> THE TASK
Write out every entry, unchanged. Skip any picture.

Dataset records
※

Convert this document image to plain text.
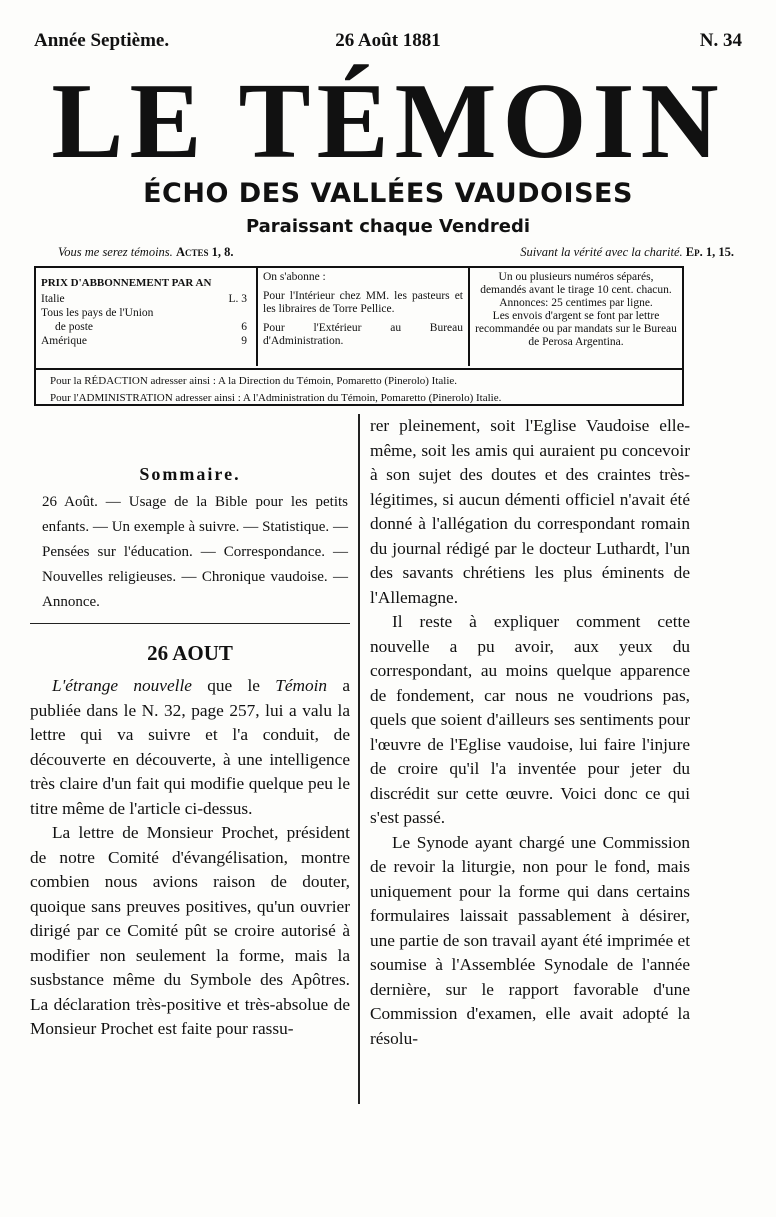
Année Septième.	26 Août 1881	N. 34
LE TÉMOIN
ÉCHO DES VALLÉES VAUDOISES
Paraissant chaque Vendredi
Vous me serez témoins. Actes 1, 8.	Suivant la vérité avec la charité. Ep. 1, 15.
PRIX D'ABBONNEMENT PAR AN
Italie	L. 3
Tous les pays de l'Union
de poste	6
Amérique	9

On s'abonne :

Pour l'Intérieur chez MM. les pasteurs et les libraires de Torre Pellice.

Pour l'Extérieur au Bureau d'Administration.

Un ou plusieurs numéros séparés, demandés avant le tirage 10 cent. chacun.

Annonces: 25 centimes par ligne.

Les envois d'argent se font par lettre recommandée ou par mandats sur le Bureau de Perosa Argentina.

Pour la RÉDACTION adresser ainsi : A la Direction du Témoin, Pomaretto (Pinerolo) Italie.
Pour l'ADMINISTRATION adresser ainsi : A l'Administration du Témoin, Pomaretto (Pinerolo) Italie.
Sommaire.
26 Août. — Usage de la Bible pour les petits enfants. — Un exemple à suivre. — Statistique. — Pensées sur l'éducation. — Correspondance. — Nouvelles religieuses. — Chronique vaudoise. — Annonce.
26 AOUT

L'étrange nouvelle que le Témoin a publiée dans le N. 32, page 257, lui a valu la lettre qui va suivre et l'a conduit, de découverte en découverte, à une intelligence très claire d'un fait qui modifie quelque peu le titre même de l'article ci-dessus.

La lettre de Monsieur Prochet, président de notre Comité d'évangélisation, montre combien nous avions raison de douter, quoique sans preuves positives, qu'un ouvrier dirigé par ce Comité pût se croire autorisé à modifier non seulement la forme, mais la susbstance même du Symbole des Apôtres. La déclaration très-positive et très-absolue de Monsieur Prochet est faite pour rassu-

rer pleinement, soit l'Eglise Vaudoise elle-même, soit les amis qui auraient pu concevoir à son sujet des doutes et des craintes très-légitimes, si aucun démenti officiel n'avait été donné à l'allégation du correspondant romain du journal rédigé par le docteur Luthardt, l'un des savants chrétiens les plus éminents de l'Allemagne.

Il reste à expliquer comment cette nouvelle a pu avoir, aux yeux du correspondant, au moins quelque apparence de fondement, car nous ne voudrions pas, quels que soient d'ailleurs ses sentiments pour l'œuvre de l'Eglise vaudoise, lui faire l'injure de croire qu'il l'a inventée pour jeter du discrédit sur cette œuvre. Voici donc ce qui s'est passé.

Le Synode ayant chargé une Commission de revoir la liturgie, non pour le fond, mais uniquement pour la forme qui dans certains formulaires laissait passablement à désirer, une partie de son travail ayant été imprimée et soumise à l'Assemblée Synodale de l'année dernière, sur le rapport favorable d'une Commission d'examen, elle avait adopté la résolu-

※

> EXERCISE RESPONSE
Convert this document image to plain text.
Année Septième.	26 Août 1881	N. 34
LE TÉMOIN
ÉCHO DES VALLÉES VAUDOISES
Paraissant chaque Vendredi
Vous me serez témoins. Actes 1, 8.	Suivant la vérité avec la charité. Ep. 1, 15.
PRIX D'ABBONNEMENT PAR AN
Italie	L. 3
Tous les pays de l'Union
de poste	6
Amérique	9

On s'abonne :

Pour l'Intérieur chez MM. les pasteurs et les libraires de Torre Pellice.

Pour l'Extérieur au Bureau d'Administration.

Un ou plusieurs numéros séparés, demandés avant le tirage 10 cent. chacun.

Annonces: 25 centimes par ligne.

Les envois d'argent se font par lettre recommandée ou par mandats sur le Bureau de Perosa Argentina.

Pour la RÉDACTION adresser ainsi : A la Direction du Témoin, Pomaretto (Pinerolo) Italie.
Pour l'ADMINISTRATION adresser ainsi : A l'Administration du Témoin, Pomaretto (Pinerolo) Italie.
Sommaire.
26 Août. — Usage de la Bible pour les petits enfants. — Un exemple à suivre. — Statistique. — Pensées sur l'éducation. — Correspondance. — Nouvelles religieuses. — Chronique vaudoise. — Annonce.
26 AOUT

L'étrange nouvelle que le Témoin a publiée dans le N. 32, page 257, lui a valu la lettre qui va suivre et l'a conduit, de découverte en découverte, à une intelligence très claire d'un fait qui modifie quelque peu le titre même de l'article ci-dessus.

La lettre de Monsieur Prochet, président de notre Comité d'évangélisation, montre combien nous avions raison de douter, quoique sans preuves positives, qu'un ouvrier dirigé par ce Comité pût se croire autorisé à modifier non seulement la forme, mais la susbstance même du Symbole des Apôtres. La déclaration très-positive et très-absolue de Monsieur Prochet est faite pour rassu-

rer pleinement, soit l'Eglise Vaudoise elle-même, soit les amis qui auraient pu concevoir à son sujet des doutes et des craintes très-légitimes, si aucun démenti officiel n'avait été donné à l'allégation du correspondant romain du journal rédigé par le docteur Luthardt, l'un des savants chrétiens les plus éminents de l'Allemagne.

Il reste à expliquer comment cette nouvelle a pu avoir, aux yeux du correspondant, au moins quelque apparence de fondement, car nous ne voudrions pas, quels que soient d'ailleurs ses sentiments pour l'œuvre de l'Eglise vaudoise, lui faire l'injure de croire qu'il l'a inventée pour jeter du discrédit sur cette œuvre. Voici donc ce qui s'est passé.

Le Synode ayant chargé une Commission de revoir la liturgie, non pour le fond, mais uniquement pour la forme qui dans certains formulaires laissait passablement à désirer, une partie de son travail ayant été imprimée et soumise à l'Assemblée Synodale de l'année dernière, sur le rapport favorable d'une Commission d'examen, elle avait adopté la résolu-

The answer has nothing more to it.